* begin Input *
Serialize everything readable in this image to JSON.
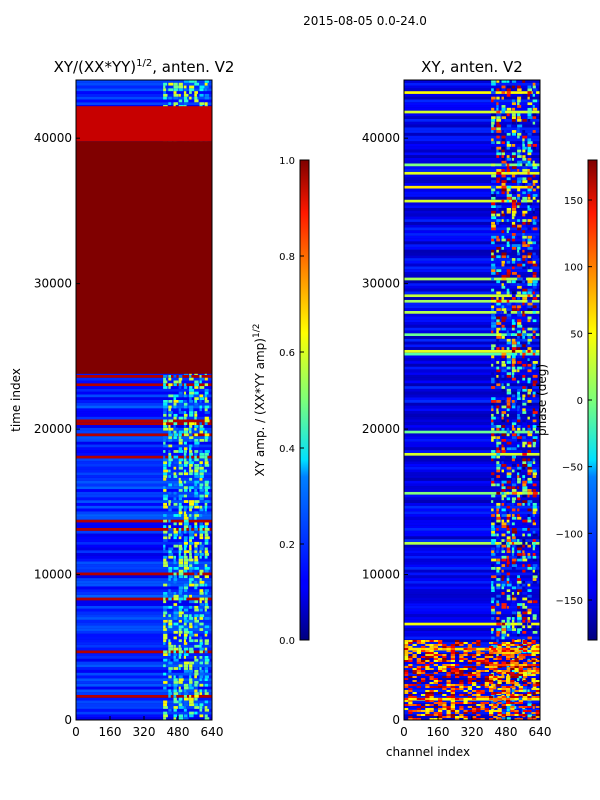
{
  "suptitle": "2015-08-05 0.0-24.0",
  "chart_data": [
    {
      "type": "heatmap",
      "title_base": "XY/(XX*YY)",
      "title_exp": "1/2",
      "title_tail": ", anten. V2",
      "xlabel": "",
      "ylabel": "time index",
      "xlim": [
        0,
        640
      ],
      "ylim": [
        0,
        44000
      ],
      "xticks": [
        "0",
        "160",
        "320",
        "480",
        "640"
      ],
      "yticks": [
        "0",
        "10000",
        "20000",
        "30000",
        "40000"
      ],
      "colorbar": {
        "label_base": "XY amp. / (XX*YY amp)",
        "label_exp": "1/2",
        "ticks": [
          "0.0",
          "0.2",
          "0.4",
          "0.6",
          "0.8",
          "1.0"
        ],
        "vmin": 0,
        "vmax": 1,
        "colormap": "jet"
      },
      "features": {
        "saturated_row_band": [
          23800,
          39800
        ],
        "active_channel_band": [
          410,
          630
        ]
      }
    },
    {
      "type": "heatmap",
      "title": "XY, anten. V2",
      "xlabel": "channel index",
      "ylabel": "",
      "xlim": [
        0,
        640
      ],
      "ylim": [
        0,
        44000
      ],
      "xticks": [
        "0",
        "160",
        "320",
        "480",
        "640"
      ],
      "yticks": [
        "0",
        "10000",
        "20000",
        "30000",
        "40000"
      ],
      "colorbar": {
        "label": "phase (deg)",
        "ticks": [
          "−150",
          "−100",
          "−50",
          "0",
          "50",
          "100",
          "150"
        ],
        "vmin": -180,
        "vmax": 180,
        "colormap": "jet"
      },
      "features": {
        "active_channel_band": [
          410,
          630
        ],
        "noisy_row_band": [
          0,
          5500
        ]
      }
    }
  ]
}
* end Input *
Exactly reproduce the entries above, minus the pictures.

Correct answer:
Serialize everything readable in this image to JSON.
{
  "suptitle": "2015-08-05 0.0-24.0",
  "chart_data": [
    {
      "type": "heatmap",
      "title_base": "XY/(XX*YY)",
      "title_exp": "1/2",
      "title_tail": ", anten. V2",
      "xlabel": "",
      "ylabel": "time index",
      "xlim": [
        0,
        640
      ],
      "ylim": [
        0,
        44000
      ],
      "xticks": [
        "0",
        "160",
        "320",
        "480",
        "640"
      ],
      "yticks": [
        "0",
        "10000",
        "20000",
        "30000",
        "40000"
      ],
      "colorbar": {
        "label_base": "XY amp. / (XX*YY amp)",
        "label_exp": "1/2",
        "ticks": [
          "0.0",
          "0.2",
          "0.4",
          "0.6",
          "0.8",
          "1.0"
        ],
        "vmin": 0,
        "vmax": 1,
        "colormap": "jet"
      },
      "features": {
        "saturated_row_band": [
          23800,
          39800
        ],
        "active_channel_band": [
          410,
          630
        ]
      }
    },
    {
      "type": "heatmap",
      "title": "XY, anten. V2",
      "xlabel": "channel index",
      "ylabel": "",
      "xlim": [
        0,
        640
      ],
      "ylim": [
        0,
        44000
      ],
      "xticks": [
        "0",
        "160",
        "320",
        "480",
        "640"
      ],
      "yticks": [
        "0",
        "10000",
        "20000",
        "30000",
        "40000"
      ],
      "colorbar": {
        "label": "phase (deg)",
        "ticks": [
          "−150",
          "−100",
          "−50",
          "0",
          "50",
          "100",
          "150"
        ],
        "vmin": -180,
        "vmax": 180,
        "colormap": "jet"
      },
      "features": {
        "active_channel_band": [
          410,
          630
        ],
        "noisy_row_band": [
          0,
          5500
        ]
      }
    }
  ]
}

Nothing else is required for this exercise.